* **Supplied information**:

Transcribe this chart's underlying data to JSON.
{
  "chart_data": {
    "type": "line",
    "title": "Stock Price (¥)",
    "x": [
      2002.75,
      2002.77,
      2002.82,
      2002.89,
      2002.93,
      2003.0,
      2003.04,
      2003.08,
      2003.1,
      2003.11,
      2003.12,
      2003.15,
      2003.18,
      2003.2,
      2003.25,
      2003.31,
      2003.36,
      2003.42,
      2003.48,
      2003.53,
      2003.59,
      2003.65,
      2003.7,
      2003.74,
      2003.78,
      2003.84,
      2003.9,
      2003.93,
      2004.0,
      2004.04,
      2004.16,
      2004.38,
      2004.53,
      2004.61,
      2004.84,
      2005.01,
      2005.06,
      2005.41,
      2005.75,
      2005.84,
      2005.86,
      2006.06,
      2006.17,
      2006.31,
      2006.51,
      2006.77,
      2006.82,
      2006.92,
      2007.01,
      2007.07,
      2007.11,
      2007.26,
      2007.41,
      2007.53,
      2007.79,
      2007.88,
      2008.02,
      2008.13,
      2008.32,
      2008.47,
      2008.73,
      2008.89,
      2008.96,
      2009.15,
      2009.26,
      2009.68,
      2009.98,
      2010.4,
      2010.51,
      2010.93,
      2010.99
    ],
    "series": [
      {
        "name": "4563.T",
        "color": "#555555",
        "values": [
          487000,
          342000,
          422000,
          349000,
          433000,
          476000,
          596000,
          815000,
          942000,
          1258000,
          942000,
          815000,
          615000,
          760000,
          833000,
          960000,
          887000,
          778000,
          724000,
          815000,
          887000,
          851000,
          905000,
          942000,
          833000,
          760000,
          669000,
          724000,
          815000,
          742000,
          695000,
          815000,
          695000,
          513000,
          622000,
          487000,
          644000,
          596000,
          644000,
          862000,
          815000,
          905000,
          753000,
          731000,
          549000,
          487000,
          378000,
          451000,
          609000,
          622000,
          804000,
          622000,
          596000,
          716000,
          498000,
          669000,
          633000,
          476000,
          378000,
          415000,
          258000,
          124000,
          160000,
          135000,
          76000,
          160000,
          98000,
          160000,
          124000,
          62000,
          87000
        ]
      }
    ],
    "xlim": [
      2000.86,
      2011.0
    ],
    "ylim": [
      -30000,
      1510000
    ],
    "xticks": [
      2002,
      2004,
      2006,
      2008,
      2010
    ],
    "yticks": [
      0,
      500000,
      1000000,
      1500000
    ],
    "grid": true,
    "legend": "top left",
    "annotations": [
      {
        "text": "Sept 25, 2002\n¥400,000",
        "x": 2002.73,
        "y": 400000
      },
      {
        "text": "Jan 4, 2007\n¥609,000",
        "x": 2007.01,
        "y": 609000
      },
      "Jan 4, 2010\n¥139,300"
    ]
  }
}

* **Task objective**:
From the records above, extract every line exactly as it stands.

* **Exercise answer**:
Transcribe this chart's underlying data to JSON.
{
  "chart_data": {
    "type": "line",
    "title": "Stock Price (¥)",
    "x": [
      2002.75,
      2002.77,
      2002.82,
      2002.89,
      2002.93,
      2003.0,
      2003.04,
      2003.08,
      2003.1,
      2003.11,
      2003.12,
      2003.15,
      2003.18,
      2003.2,
      2003.25,
      2003.31,
      2003.36,
      2003.42,
      2003.48,
      2003.53,
      2003.59,
      2003.65,
      2003.7,
      2003.74,
      2003.78,
      2003.84,
      2003.9,
      2003.93,
      2004.0,
      2004.04,
      2004.16,
      2004.38,
      2004.53,
      2004.61,
      2004.84,
      2005.01,
      2005.06,
      2005.41,
      2005.75,
      2005.84,
      2005.86,
      2006.06,
      2006.17,
      2006.31,
      2006.51,
      2006.77,
      2006.82,
      2006.92,
      2007.01,
      2007.07,
      2007.11,
      2007.26,
      2007.41,
      2007.53,
      2007.79,
      2007.88,
      2008.02,
      2008.13,
      2008.32,
      2008.47,
      2008.73,
      2008.89,
      2008.96,
      2009.15,
      2009.26,
      2009.68,
      2009.98,
      2010.4,
      2010.51,
      2010.93,
      2010.99
    ],
    "series": [
      {
        "name": "4563.T",
        "color": "#555555",
        "values": [
          487000,
          342000,
          422000,
          349000,
          433000,
          476000,
          596000,
          815000,
          942000,
          1258000,
          942000,
          815000,
          615000,
          760000,
          833000,
          960000,
          887000,
          778000,
          724000,
          815000,
          887000,
          851000,
          905000,
          942000,
          833000,
          760000,
          669000,
          724000,
          815000,
          742000,
          695000,
          815000,
          695000,
          513000,
          622000,
          487000,
          644000,
          596000,
          644000,
          862000,
          815000,
          905000,
          753000,
          731000,
          549000,
          487000,
          378000,
          451000,
          609000,
          622000,
          804000,
          622000,
          596000,
          716000,
          498000,
          669000,
          633000,
          476000,
          378000,
          415000,
          258000,
          124000,
          160000,
          135000,
          76000,
          160000,
          98000,
          160000,
          124000,
          62000,
          87000
        ]
      }
    ],
    "xlim": [
      2000.86,
      2011.0
    ],
    "ylim": [
      -30000,
      1510000
    ],
    "xticks": [
      2002,
      2004,
      2006,
      2008,
      2010
    ],
    "yticks": [
      0,
      500000,
      1000000,
      1500000
    ],
    "grid": true,
    "legend": "top left",
    "annotations": [
      {
        "text": "Sept 25, 2002\n¥400,000",
        "x": 2002.73,
        "y": 400000
      },
      {
        "text": "Jan 4, 2007\n¥609,000",
        "x": 2007.01,
        "y": 609000
      },
      "Jan 4, 2010\n¥139,300"
    ]
  }
}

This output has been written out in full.